- **WORK TO COMPLETE**: All entries must be repeated exactly; do not include the pictures.

- **GIVEN RECORDS**:
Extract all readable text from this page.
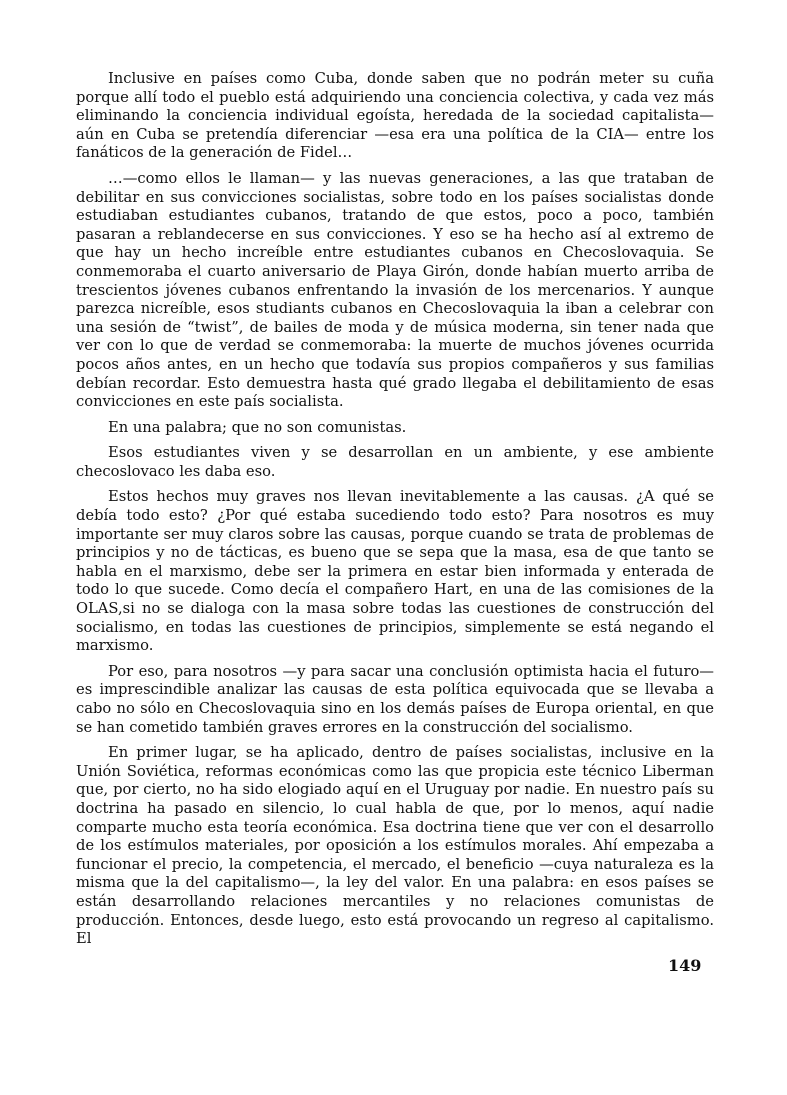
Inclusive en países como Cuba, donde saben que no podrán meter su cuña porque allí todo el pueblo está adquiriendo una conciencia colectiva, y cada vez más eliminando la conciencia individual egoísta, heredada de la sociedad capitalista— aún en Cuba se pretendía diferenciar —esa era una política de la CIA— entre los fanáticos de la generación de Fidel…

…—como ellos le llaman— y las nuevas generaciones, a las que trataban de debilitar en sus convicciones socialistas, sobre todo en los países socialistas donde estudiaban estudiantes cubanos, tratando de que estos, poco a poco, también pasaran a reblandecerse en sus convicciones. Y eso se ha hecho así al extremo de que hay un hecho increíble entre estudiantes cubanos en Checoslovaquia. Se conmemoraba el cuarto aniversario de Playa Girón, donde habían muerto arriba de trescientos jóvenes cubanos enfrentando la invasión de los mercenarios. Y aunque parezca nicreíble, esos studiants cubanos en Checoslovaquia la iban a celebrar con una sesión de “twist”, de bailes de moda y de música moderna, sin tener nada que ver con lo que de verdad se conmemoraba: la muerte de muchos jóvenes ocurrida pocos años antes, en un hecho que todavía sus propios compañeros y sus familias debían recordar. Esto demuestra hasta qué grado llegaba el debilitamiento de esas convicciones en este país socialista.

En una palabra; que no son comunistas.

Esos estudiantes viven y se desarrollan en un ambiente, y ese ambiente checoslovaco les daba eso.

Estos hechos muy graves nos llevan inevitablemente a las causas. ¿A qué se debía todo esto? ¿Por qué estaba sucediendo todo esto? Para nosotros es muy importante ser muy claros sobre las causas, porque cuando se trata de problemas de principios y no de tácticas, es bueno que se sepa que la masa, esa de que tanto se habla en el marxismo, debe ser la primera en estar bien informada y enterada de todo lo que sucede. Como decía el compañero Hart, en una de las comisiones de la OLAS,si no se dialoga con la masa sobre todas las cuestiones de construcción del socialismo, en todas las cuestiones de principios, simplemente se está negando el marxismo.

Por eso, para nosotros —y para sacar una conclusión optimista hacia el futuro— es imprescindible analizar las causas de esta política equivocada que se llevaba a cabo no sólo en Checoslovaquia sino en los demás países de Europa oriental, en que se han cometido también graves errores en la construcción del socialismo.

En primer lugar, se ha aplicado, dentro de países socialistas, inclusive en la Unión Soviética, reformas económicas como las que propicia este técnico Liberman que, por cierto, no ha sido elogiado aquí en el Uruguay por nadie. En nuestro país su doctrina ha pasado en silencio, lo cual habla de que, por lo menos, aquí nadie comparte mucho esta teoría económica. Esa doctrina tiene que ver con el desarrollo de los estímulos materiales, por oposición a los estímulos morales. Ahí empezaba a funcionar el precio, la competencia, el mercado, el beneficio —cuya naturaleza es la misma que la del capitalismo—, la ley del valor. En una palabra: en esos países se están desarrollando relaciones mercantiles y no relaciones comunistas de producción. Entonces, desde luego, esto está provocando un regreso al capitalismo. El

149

- **RESPONSE TO THIS TASK**:
Extract all readable text from this page.
Inclusive en países como Cuba, donde saben que no podrán meter su cuña porque allí todo el pueblo está adquiriendo una conciencia colectiva, y cada vez más eliminando la conciencia individual egoísta, heredada de la sociedad capitalista— aún en Cuba se pretendía diferenciar —esa era una política de la CIA— entre los fanáticos de la generación de Fidel…

…—como ellos le llaman— y las nuevas generaciones, a las que trataban de debilitar en sus convicciones socialistas, sobre todo en los países socialistas donde estudiaban estudiantes cubanos, tratando de que estos, poco a poco, también pasaran a reblandecerse en sus convicciones. Y eso se ha hecho así al extremo de que hay un hecho increíble entre estudiantes cubanos en Checoslovaquia. Se conmemoraba el cuarto aniversario de Playa Girón, donde habían muerto arriba de trescientos jóvenes cubanos enfrentando la invasión de los mercenarios. Y aunque parezca nicreíble, esos studiants cubanos en Checoslovaquia la iban a celebrar con una sesión de “twist”, de bailes de moda y de música moderna, sin tener nada que ver con lo que de verdad se conmemoraba: la muerte de muchos jóvenes ocurrida pocos años antes, en un hecho que todavía sus propios compañeros y sus familias debían recordar. Esto demuestra hasta qué grado llegaba el debilitamiento de esas convicciones en este país socialista.

En una palabra; que no son comunistas.

Esos estudiantes viven y se desarrollan en un ambiente, y ese ambiente checoslovaco les daba eso.

Estos hechos muy graves nos llevan inevitablemente a las causas. ¿A qué se debía todo esto? ¿Por qué estaba sucediendo todo esto? Para nosotros es muy importante ser muy claros sobre las causas, porque cuando se trata de problemas de principios y no de tácticas, es bueno que se sepa que la masa, esa de que tanto se habla en el marxismo, debe ser la primera en estar bien informada y enterada de todo lo que sucede. Como decía el compañero Hart, en una de las comisiones de la OLAS,si no se dialoga con la masa sobre todas las cuestiones de construcción del socialismo, en todas las cuestiones de principios, simplemente se está negando el marxismo.

Por eso, para nosotros —y para sacar una conclusión optimista hacia el futuro— es imprescindible analizar las causas de esta política equivocada que se llevaba a cabo no sólo en Checoslovaquia sino en los demás países de Europa oriental, en que se han cometido también graves errores en la construcción del socialismo.

En primer lugar, se ha aplicado, dentro de países socialistas, inclusive en la Unión Soviética, reformas económicas como las que propicia este técnico Liberman que, por cierto, no ha sido elogiado aquí en el Uruguay por nadie. En nuestro país su doctrina ha pasado en silencio, lo cual habla de que, por lo menos, aquí nadie comparte mucho esta teoría económica. Esa doctrina tiene que ver con el desarrollo de los estímulos materiales, por oposición a los estímulos morales. Ahí empezaba a funcionar el precio, la competencia, el mercado, el beneficio —cuya naturaleza es la misma que la del capitalismo—, la ley del valor. En una palabra: en esos países se están desarrollando relaciones mercantiles y no relaciones comunistas de producción. Entonces, desde luego, esto está provocando un regreso al capitalismo. El

149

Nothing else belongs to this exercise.